SOURCE RECORDS:
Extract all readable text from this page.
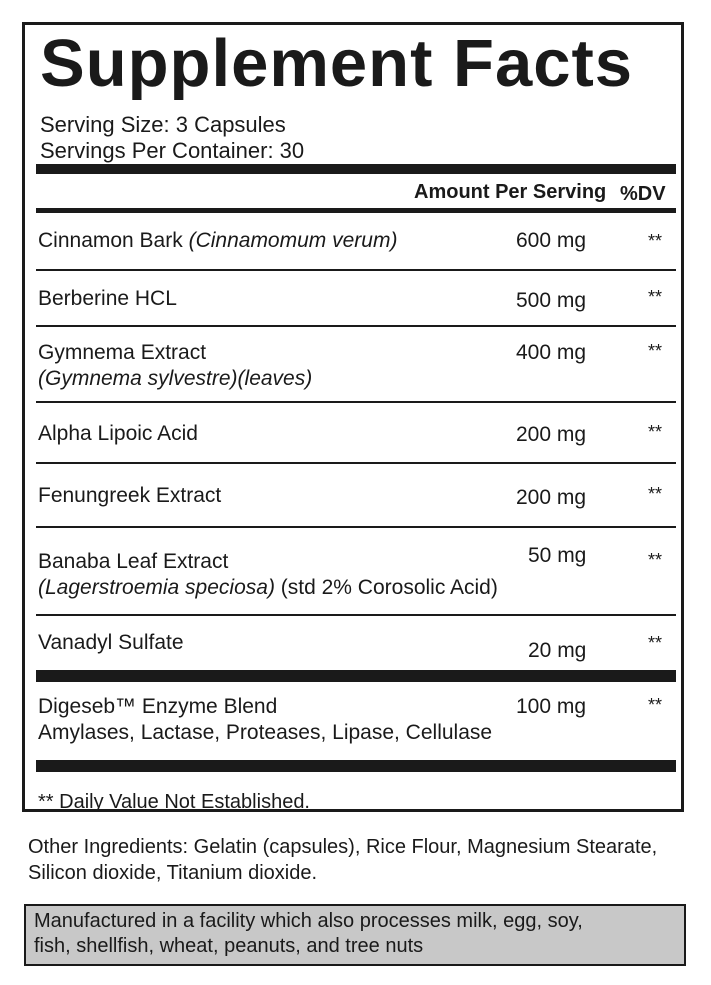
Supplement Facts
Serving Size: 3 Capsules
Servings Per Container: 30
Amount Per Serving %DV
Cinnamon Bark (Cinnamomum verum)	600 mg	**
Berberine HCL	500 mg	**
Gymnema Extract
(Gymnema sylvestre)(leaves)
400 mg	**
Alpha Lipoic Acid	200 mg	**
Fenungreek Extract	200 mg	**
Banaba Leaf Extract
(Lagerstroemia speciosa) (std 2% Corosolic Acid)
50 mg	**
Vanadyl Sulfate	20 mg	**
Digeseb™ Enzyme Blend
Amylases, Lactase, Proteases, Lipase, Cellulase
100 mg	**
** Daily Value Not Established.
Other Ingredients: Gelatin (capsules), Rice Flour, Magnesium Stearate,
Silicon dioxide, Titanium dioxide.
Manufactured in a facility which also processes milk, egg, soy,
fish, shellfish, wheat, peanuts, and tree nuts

* * *

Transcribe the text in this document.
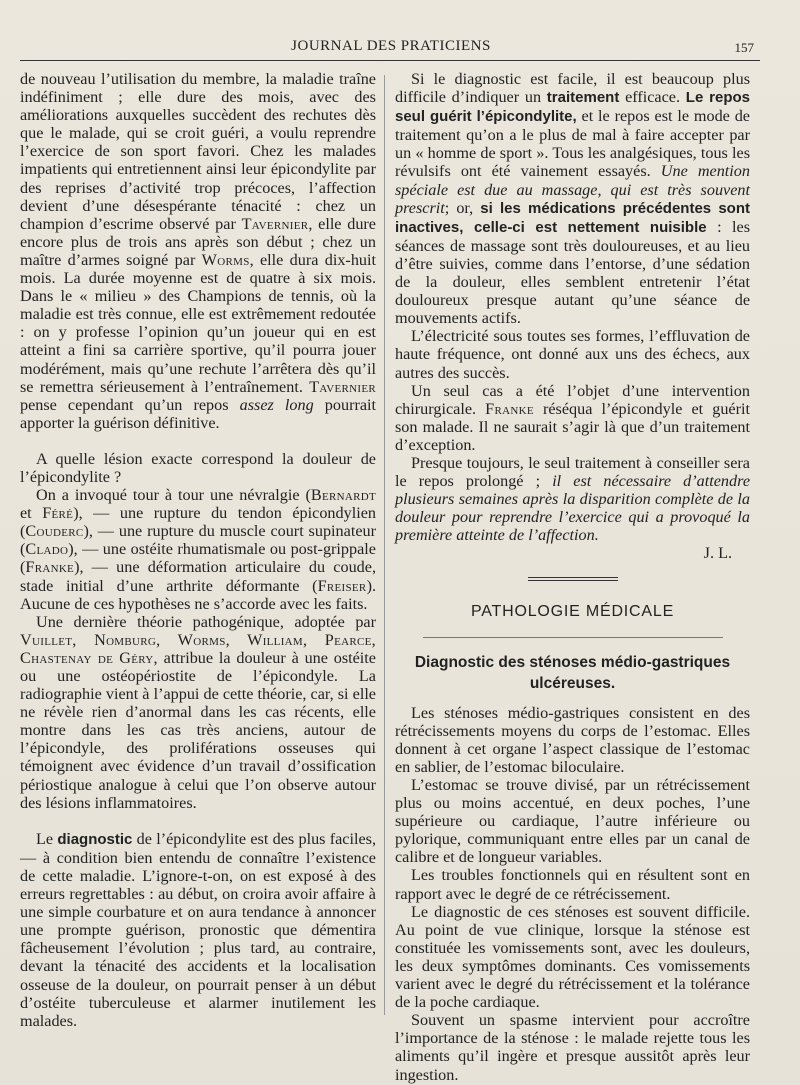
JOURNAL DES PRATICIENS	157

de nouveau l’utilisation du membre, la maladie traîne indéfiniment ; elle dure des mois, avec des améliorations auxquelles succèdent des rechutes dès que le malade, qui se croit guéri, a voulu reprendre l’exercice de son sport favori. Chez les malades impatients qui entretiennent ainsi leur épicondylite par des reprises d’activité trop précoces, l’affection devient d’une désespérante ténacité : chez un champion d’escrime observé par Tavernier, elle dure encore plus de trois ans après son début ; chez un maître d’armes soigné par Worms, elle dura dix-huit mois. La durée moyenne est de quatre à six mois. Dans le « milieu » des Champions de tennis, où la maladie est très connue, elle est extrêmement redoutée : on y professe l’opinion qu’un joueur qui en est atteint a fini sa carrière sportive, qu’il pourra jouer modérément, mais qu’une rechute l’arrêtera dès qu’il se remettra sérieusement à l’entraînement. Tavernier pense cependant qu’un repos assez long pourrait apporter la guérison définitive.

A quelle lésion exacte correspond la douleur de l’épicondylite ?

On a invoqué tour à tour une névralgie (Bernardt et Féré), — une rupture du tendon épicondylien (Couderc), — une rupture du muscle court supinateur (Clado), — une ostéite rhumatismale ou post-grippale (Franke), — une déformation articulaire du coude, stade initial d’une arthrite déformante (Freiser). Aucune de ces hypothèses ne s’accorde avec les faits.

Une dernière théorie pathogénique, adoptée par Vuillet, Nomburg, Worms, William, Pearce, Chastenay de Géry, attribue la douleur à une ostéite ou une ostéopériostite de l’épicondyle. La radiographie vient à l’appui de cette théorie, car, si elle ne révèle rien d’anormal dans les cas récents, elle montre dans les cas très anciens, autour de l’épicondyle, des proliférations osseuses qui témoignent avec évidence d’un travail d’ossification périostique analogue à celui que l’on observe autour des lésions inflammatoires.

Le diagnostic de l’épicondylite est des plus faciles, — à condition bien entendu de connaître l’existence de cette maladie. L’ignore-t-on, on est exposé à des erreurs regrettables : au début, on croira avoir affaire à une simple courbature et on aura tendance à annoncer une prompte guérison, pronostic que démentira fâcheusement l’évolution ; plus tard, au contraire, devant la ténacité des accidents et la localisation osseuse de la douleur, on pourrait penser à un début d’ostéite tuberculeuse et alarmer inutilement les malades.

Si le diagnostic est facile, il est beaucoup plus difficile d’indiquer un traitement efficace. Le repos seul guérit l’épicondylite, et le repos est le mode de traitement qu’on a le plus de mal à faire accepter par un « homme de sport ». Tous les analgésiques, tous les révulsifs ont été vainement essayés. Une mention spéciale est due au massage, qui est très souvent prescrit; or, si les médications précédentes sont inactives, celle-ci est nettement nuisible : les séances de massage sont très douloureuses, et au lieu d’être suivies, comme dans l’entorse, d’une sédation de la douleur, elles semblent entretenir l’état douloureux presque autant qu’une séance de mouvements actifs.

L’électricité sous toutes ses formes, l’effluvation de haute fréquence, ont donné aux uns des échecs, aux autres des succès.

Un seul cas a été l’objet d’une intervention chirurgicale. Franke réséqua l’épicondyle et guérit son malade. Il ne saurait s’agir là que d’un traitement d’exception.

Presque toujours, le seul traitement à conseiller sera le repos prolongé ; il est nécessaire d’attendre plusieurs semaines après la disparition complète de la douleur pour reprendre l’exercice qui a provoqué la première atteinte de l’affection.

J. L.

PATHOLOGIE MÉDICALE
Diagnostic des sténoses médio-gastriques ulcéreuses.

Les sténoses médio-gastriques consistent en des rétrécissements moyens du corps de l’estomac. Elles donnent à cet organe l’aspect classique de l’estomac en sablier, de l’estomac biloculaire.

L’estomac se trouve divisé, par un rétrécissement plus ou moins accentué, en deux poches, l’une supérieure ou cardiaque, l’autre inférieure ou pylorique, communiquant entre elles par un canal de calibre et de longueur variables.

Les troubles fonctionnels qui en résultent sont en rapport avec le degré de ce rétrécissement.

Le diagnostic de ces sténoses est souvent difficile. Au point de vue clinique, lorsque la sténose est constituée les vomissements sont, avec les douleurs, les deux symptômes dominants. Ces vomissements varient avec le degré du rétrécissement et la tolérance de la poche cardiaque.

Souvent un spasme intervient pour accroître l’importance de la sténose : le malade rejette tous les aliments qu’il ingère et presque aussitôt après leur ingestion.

...

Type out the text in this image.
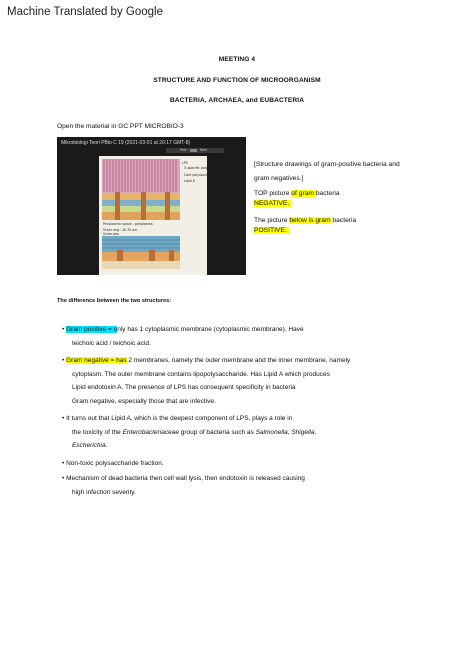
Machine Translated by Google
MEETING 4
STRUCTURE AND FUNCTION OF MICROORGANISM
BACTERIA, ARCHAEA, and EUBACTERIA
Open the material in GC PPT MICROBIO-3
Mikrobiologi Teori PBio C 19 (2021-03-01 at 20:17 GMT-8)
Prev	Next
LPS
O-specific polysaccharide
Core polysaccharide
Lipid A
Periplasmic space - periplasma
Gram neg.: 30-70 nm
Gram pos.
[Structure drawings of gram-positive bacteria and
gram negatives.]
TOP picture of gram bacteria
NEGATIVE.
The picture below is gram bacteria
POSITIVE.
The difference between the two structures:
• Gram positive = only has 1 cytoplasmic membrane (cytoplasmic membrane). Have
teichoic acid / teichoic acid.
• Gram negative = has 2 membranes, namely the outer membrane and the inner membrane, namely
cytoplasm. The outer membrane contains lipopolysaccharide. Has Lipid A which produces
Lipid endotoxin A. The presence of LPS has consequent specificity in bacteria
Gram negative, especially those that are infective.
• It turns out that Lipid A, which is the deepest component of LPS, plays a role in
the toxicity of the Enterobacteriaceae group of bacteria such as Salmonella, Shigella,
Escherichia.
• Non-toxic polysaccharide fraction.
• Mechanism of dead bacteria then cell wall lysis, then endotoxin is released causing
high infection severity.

YOUR INSTRUCTIONS: Return all lines from the entries that contain the string "this".

OUTPUT OF THE TASK:
Extract all readable text from this page.
Transcribe the text in this document.
Type out the text in this image.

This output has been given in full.